Turn the records from the first line through the line containing "square-c3: ♞ <box>117 99 136 117</box>" into a Markdown table with the columns Row and Line. Number each line and leave out any blank lines.

**** Material shown

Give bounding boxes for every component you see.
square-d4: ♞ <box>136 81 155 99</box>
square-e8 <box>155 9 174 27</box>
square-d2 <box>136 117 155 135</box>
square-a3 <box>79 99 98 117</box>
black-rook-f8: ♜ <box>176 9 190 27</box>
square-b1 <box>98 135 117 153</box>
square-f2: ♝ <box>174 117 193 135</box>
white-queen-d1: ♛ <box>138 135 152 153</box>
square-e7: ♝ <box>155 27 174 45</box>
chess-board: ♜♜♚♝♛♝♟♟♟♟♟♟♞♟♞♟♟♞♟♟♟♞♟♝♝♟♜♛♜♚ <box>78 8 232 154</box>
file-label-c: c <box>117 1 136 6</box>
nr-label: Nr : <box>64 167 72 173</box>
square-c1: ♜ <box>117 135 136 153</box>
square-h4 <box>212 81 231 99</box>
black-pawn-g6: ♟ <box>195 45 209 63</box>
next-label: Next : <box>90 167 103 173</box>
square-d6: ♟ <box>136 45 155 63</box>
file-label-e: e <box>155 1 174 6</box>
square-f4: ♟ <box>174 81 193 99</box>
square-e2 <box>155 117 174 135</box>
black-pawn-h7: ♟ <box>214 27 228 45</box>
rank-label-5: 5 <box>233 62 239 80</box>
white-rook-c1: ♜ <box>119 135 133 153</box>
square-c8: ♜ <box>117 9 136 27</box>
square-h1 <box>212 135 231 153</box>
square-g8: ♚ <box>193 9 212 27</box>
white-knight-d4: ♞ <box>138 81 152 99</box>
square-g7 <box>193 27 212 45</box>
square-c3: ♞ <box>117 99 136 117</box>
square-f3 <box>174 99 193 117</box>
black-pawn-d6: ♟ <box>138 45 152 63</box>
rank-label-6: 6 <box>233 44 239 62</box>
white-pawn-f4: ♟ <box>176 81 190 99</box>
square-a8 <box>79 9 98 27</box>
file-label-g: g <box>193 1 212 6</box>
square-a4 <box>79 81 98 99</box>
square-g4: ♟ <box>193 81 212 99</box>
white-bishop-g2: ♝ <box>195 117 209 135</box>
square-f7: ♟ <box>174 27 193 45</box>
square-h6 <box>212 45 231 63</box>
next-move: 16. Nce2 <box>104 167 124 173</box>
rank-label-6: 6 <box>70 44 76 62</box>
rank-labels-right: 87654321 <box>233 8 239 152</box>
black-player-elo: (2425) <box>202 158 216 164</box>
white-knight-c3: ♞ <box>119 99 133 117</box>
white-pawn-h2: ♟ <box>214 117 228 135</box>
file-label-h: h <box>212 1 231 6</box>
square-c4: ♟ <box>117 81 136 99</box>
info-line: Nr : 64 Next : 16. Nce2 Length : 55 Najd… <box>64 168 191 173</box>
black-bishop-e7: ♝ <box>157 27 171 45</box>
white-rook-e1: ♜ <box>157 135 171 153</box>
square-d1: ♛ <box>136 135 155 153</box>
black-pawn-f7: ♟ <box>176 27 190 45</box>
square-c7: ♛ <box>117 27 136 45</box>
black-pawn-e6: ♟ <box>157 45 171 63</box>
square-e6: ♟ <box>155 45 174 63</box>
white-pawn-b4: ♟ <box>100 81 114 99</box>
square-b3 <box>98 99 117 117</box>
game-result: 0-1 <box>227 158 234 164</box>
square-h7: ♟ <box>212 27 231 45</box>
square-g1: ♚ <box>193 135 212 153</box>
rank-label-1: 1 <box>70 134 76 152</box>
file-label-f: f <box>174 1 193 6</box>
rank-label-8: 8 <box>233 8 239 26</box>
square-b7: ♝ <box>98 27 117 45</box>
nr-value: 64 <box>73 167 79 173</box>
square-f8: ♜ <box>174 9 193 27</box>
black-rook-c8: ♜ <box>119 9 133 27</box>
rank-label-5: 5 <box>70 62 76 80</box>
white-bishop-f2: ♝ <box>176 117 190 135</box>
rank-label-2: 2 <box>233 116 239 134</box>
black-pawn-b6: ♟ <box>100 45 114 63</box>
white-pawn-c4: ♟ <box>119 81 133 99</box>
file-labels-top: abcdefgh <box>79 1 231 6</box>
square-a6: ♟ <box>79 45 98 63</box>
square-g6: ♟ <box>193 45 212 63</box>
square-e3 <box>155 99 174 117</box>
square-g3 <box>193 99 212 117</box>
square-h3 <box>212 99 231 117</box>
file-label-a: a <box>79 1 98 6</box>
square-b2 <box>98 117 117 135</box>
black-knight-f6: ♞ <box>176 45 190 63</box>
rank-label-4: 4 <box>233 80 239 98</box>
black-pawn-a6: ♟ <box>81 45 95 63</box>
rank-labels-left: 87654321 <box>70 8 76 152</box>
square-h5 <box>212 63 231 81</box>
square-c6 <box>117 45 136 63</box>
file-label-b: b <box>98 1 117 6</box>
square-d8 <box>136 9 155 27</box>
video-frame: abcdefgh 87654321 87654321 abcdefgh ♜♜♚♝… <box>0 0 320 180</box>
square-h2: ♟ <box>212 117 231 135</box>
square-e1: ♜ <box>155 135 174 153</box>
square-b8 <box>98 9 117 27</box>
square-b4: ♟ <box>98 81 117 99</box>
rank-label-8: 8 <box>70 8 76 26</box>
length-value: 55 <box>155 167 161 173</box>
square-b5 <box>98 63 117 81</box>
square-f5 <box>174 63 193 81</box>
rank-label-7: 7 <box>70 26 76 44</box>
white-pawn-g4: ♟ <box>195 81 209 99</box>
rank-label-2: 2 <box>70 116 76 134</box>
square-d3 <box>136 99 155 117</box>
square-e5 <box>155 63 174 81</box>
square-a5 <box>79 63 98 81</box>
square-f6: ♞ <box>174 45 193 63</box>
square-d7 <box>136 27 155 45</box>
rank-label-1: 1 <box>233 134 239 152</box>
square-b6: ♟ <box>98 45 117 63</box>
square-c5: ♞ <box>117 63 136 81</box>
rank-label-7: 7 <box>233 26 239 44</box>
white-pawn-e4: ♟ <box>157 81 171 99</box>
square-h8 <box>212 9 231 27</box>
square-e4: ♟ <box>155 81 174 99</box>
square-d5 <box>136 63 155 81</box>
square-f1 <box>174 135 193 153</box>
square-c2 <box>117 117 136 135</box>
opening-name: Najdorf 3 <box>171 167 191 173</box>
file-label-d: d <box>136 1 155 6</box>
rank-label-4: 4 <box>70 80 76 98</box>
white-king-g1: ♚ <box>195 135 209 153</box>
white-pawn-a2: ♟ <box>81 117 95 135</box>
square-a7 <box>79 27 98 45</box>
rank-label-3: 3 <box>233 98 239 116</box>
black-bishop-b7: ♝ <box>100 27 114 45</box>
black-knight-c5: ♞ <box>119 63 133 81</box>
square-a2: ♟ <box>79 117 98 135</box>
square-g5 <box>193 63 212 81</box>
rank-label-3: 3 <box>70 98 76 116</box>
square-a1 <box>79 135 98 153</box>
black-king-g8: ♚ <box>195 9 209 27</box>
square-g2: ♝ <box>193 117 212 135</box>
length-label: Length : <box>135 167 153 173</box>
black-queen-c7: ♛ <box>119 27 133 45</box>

********

--- Solution ---
| Row | Line |
|---|---|
| 1 | Give bounding boxes for every component you see. |
| 2 | square-d4: ♞ <box>136 81 155 99</box> |
| 3 | square-e8 <box>155 9 174 27</box> |
| 4 | square-d2 <box>136 117 155 135</box> |
| 5 | square-a3 <box>79 99 98 117</box> |
| 6 | black-rook-f8: ♜ <box>176 9 190 27</box> |
| 7 | square-b1 <box>98 135 117 153</box> |
| 8 | square-f2: ♝ <box>174 117 193 135</box> |
| 9 | white-queen-d1: ♛ <box>138 135 152 153</box> |
| 10 | square-e7: ♝ <box>155 27 174 45</box> |
| 11 | chess-board: ♜♜♚♝♛♝♟♟♟♟♟♟♞♟♞♟♟♞♟♟♟♞♟♝♝♟♜♛♜♚ <box>78 8 232 154</box> |
| 12 | file-label-c: c <box>117 1 136 6</box> |
| 13 | nr-label: Nr : <box>64 167 72 173</box> |
| 14 | square-c1: ♜ <box>117 135 136 153</box> |
| 15 | square-h4 <box>212 81 231 99</box> |
| 16 | black-pawn-g6: ♟ <box>195 45 209 63</box> |
| 17 | next-label: Next : <box>90 167 103 173</box> |
| 18 | square-d6: ♟ <box>136 45 155 63</box> |
| 19 | file-label-e: e <box>155 1 174 6</box> |
| 20 | square-f4: ♟ <box>174 81 193 99</box> |
| 21 | square-e2 <box>155 117 174 135</box> |
| 22 | black-pawn-h7: ♟ <box>214 27 228 45</box> |
| 23 | rank-label-5: 5 <box>233 62 239 80</box> |
| 24 | white-rook-c1: ♜ <box>119 135 133 153</box> |
| 25 | square-c8: ♜ <box>117 9 136 27</box> |
| 26 | square-h1 <box>212 135 231 153</box> |
| 27 | square-g8: ♚ <box>193 9 212 27</box> |
| 28 | white-knight-d4: ♞ <box>138 81 152 99</box> |
| 29 | square-g7 <box>193 27 212 45</box> |
| 30 | square-c3: ♞ <box>117 99 136 117</box> |